Return all of the data exactly as given.

━━━━━ ENTRIES PROVIDED ━━━━━

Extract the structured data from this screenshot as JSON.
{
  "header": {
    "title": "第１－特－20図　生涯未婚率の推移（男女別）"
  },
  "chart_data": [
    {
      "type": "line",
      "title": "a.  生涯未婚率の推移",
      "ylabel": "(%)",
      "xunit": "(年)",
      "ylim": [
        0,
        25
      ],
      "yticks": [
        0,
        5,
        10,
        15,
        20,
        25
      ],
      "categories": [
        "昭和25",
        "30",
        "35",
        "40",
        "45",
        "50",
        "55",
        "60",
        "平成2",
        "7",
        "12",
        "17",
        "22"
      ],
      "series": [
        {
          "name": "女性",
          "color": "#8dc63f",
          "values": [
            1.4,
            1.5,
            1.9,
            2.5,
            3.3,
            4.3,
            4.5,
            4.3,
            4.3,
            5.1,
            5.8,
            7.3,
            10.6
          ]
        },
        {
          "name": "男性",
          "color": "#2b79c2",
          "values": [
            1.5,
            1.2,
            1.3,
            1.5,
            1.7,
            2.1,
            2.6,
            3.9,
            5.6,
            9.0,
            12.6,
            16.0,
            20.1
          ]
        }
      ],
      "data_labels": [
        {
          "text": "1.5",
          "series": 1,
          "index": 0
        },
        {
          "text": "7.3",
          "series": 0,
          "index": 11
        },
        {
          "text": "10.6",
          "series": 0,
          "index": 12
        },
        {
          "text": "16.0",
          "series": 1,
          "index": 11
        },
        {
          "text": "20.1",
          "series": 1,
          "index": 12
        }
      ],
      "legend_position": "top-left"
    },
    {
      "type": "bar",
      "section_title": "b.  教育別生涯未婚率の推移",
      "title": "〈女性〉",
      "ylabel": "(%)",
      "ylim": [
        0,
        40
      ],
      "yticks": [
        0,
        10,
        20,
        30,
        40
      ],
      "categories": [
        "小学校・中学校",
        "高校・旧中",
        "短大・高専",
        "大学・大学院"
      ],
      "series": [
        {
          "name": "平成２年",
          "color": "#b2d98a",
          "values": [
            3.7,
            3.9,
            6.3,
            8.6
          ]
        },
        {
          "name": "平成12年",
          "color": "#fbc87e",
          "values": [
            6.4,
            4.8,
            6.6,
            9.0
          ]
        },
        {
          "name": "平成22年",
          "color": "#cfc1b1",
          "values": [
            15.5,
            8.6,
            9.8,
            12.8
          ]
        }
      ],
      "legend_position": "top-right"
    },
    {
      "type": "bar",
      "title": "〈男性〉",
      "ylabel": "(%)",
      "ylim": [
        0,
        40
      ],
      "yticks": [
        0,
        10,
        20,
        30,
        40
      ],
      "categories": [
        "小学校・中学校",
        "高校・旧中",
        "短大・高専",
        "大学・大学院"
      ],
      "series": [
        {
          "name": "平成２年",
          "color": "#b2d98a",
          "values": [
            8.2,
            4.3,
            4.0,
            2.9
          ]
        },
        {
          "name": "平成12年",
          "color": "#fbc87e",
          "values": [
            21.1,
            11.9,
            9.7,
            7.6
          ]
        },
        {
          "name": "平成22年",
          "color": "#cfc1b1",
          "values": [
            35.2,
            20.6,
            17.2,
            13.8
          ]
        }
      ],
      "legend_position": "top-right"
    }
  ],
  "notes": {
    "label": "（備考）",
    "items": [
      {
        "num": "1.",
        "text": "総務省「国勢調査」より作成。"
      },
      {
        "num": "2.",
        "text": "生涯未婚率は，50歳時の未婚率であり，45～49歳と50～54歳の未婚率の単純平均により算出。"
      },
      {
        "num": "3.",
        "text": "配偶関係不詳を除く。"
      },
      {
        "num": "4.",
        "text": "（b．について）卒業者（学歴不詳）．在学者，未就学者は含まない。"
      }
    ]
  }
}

━━━━━

> [COMPLETE ANSWER]
Extract the structured data from this screenshot as JSON.
{
  "header": {
    "title": "第１－特－20図　生涯未婚率の推移（男女別）"
  },
  "chart_data": [
    {
      "type": "line",
      "title": "a.  生涯未婚率の推移",
      "ylabel": "(%)",
      "xunit": "(年)",
      "ylim": [
        0,
        25
      ],
      "yticks": [
        0,
        5,
        10,
        15,
        20,
        25
      ],
      "categories": [
        "昭和25",
        "30",
        "35",
        "40",
        "45",
        "50",
        "55",
        "60",
        "平成2",
        "7",
        "12",
        "17",
        "22"
      ],
      "series": [
        {
          "name": "女性",
          "color": "#8dc63f",
          "values": [
            1.4,
            1.5,
            1.9,
            2.5,
            3.3,
            4.3,
            4.5,
            4.3,
            4.3,
            5.1,
            5.8,
            7.3,
            10.6
          ]
        },
        {
          "name": "男性",
          "color": "#2b79c2",
          "values": [
            1.5,
            1.2,
            1.3,
            1.5,
            1.7,
            2.1,
            2.6,
            3.9,
            5.6,
            9.0,
            12.6,
            16.0,
            20.1
          ]
        }
      ],
      "data_labels": [
        {
          "text": "1.5",
          "series": 1,
          "index": 0
        },
        {
          "text": "7.3",
          "series": 0,
          "index": 11
        },
        {
          "text": "10.6",
          "series": 0,
          "index": 12
        },
        {
          "text": "16.0",
          "series": 1,
          "index": 11
        },
        {
          "text": "20.1",
          "series": 1,
          "index": 12
        }
      ],
      "legend_position": "top-left"
    },
    {
      "type": "bar",
      "section_title": "b.  教育別生涯未婚率の推移",
      "title": "〈女性〉",
      "ylabel": "(%)",
      "ylim": [
        0,
        40
      ],
      "yticks": [
        0,
        10,
        20,
        30,
        40
      ],
      "categories": [
        "小学校・中学校",
        "高校・旧中",
        "短大・高専",
        "大学・大学院"
      ],
      "series": [
        {
          "name": "平成２年",
          "color": "#b2d98a",
          "values": [
            3.7,
            3.9,
            6.3,
            8.6
          ]
        },
        {
          "name": "平成12年",
          "color": "#fbc87e",
          "values": [
            6.4,
            4.8,
            6.6,
            9.0
          ]
        },
        {
          "name": "平成22年",
          "color": "#cfc1b1",
          "values": [
            15.5,
            8.6,
            9.8,
            12.8
          ]
        }
      ],
      "legend_position": "top-right"
    },
    {
      "type": "bar",
      "title": "〈男性〉",
      "ylabel": "(%)",
      "ylim": [
        0,
        40
      ],
      "yticks": [
        0,
        10,
        20,
        30,
        40
      ],
      "categories": [
        "小学校・中学校",
        "高校・旧中",
        "短大・高専",
        "大学・大学院"
      ],
      "series": [
        {
          "name": "平成２年",
          "color": "#b2d98a",
          "values": [
            8.2,
            4.3,
            4.0,
            2.9
          ]
        },
        {
          "name": "平成12年",
          "color": "#fbc87e",
          "values": [
            21.1,
            11.9,
            9.7,
            7.6
          ]
        },
        {
          "name": "平成22年",
          "color": "#cfc1b1",
          "values": [
            35.2,
            20.6,
            17.2,
            13.8
          ]
        }
      ],
      "legend_position": "top-right"
    }
  ],
  "notes": {
    "label": "（備考）",
    "items": [
      {
        "num": "1.",
        "text": "総務省「国勢調査」より作成。"
      },
      {
        "num": "2.",
        "text": "生涯未婚率は，50歳時の未婚率であり，45～49歳と50～54歳の未婚率の単純平均により算出。"
      },
      {
        "num": "3.",
        "text": "配偶関係不詳を除く。"
      },
      {
        "num": "4.",
        "text": "（b．について）卒業者（学歴不詳）．在学者，未就学者は含まない。"
      }
    ]
  }
}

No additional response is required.